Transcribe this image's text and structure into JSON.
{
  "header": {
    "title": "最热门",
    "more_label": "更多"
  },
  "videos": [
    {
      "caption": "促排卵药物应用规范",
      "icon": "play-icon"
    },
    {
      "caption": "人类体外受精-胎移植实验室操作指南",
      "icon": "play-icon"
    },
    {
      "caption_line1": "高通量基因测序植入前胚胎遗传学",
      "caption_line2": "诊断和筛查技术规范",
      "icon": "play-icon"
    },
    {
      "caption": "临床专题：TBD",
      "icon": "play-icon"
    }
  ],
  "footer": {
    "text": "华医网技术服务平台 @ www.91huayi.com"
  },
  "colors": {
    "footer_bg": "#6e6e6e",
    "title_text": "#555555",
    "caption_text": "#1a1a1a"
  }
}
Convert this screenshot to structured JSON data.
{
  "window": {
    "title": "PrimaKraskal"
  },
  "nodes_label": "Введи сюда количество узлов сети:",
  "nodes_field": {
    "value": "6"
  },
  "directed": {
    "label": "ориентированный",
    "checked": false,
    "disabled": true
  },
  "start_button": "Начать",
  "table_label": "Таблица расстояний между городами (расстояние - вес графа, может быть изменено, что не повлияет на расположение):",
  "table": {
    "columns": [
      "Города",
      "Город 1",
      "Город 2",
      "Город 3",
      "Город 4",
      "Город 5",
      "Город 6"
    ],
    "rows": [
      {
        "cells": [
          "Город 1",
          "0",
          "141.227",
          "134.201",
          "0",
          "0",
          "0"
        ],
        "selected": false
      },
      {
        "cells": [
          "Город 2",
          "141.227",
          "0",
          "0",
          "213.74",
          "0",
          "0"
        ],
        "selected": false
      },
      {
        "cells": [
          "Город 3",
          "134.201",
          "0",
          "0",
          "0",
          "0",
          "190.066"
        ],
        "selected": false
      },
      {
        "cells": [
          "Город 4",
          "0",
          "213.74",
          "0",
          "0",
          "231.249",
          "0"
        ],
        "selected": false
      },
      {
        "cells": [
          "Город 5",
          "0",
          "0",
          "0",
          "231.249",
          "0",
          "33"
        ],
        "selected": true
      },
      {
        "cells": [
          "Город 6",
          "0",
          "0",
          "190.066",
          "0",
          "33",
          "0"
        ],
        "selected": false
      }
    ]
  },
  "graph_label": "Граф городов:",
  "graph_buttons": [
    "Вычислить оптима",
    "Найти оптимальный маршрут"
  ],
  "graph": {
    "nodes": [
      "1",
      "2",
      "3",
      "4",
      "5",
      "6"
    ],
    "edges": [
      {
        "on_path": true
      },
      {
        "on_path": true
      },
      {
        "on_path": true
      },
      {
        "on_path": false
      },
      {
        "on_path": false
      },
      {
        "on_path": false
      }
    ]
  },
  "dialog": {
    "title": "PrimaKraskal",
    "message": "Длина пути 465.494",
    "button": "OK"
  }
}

▬▬▬▬▬▬▬▬▬▬

REQUIREMENT »
Print out the whole listing exactly as it appears.

RESPONSE BELOW »
Transcribe this image's text and structure into JSON.
{
  "header": {
    "title": "最热门",
    "more_label": "更多"
  },
  "videos": [
    {
      "caption": "促排卵药物应用规范",
      "icon": "play-icon"
    },
    {
      "caption": "人类体外受精-胎移植实验室操作指南",
      "icon": "play-icon"
    },
    {
      "caption_line1": "高通量基因测序植入前胚胎遗传学",
      "caption_line2": "诊断和筛查技术规范",
      "icon": "play-icon"
    },
    {
      "caption": "临床专题：TBD",
      "icon": "play-icon"
    }
  ],
  "footer": {
    "text": "华医网技术服务平台 @ www.91huayi.com"
  },
  "colors": {
    "footer_bg": "#6e6e6e",
    "title_text": "#555555",
    "caption_text": "#1a1a1a"
  }
}
Convert this screenshot to structured JSON data.
{
  "window": {
    "title": "PrimaKraskal"
  },
  "nodes_label": "Введи сюда количество узлов сети:",
  "nodes_field": {
    "value": "6"
  },
  "directed": {
    "label": "ориентированный",
    "checked": false,
    "disabled": true
  },
  "start_button": "Начать",
  "table_label": "Таблица расстояний между городами (расстояние - вес графа, может быть изменено, что не повлияет на расположение):",
  "table": {
    "columns": [
      "Города",
      "Город 1",
      "Город 2",
      "Город 3",
      "Город 4",
      "Город 5",
      "Город 6"
    ],
    "rows": [
      {
        "cells": [
          "Город 1",
          "0",
          "141.227",
          "134.201",
          "0",
          "0",
          "0"
        ],
        "selected": false
      },
      {
        "cells": [
          "Город 2",
          "141.227",
          "0",
          "0",
          "213.74",
          "0",
          "0"
        ],
        "selected": false
      },
      {
        "cells": [
          "Город 3",
          "134.201",
          "0",
          "0",
          "0",
          "0",
          "190.066"
        ],
        "selected": false
      },
      {
        "cells": [
          "Город 4",
          "0",
          "213.74",
          "0",
          "0",
          "231.249",
          "0"
        ],
        "selected": false
      },
      {
        "cells": [
          "Город 5",
          "0",
          "0",
          "0",
          "231.249",
          "0",
          "33"
        ],
        "selected": true
      },
      {
        "cells": [
          "Город 6",
          "0",
          "0",
          "190.066",
          "0",
          "33",
          "0"
        ],
        "selected": false
      }
    ]
  },
  "graph_label": "Граф городов:",
  "graph_buttons": [
    "Вычислить оптима",
    "Найти оптимальный маршрут"
  ],
  "graph": {
    "nodes": [
      "1",
      "2",
      "3",
      "4",
      "5",
      "6"
    ],
    "edges": [
      {
        "on_path": true
      },
      {
        "on_path": true
      },
      {
        "on_path": true
      },
      {
        "on_path": false
      },
      {
        "on_path": false
      },
      {
        "on_path": false
      }
    ]
  },
  "dialog": {
    "title": "PrimaKraskal",
    "message": "Длина пути 465.494",
    "button": "OK"
  }
}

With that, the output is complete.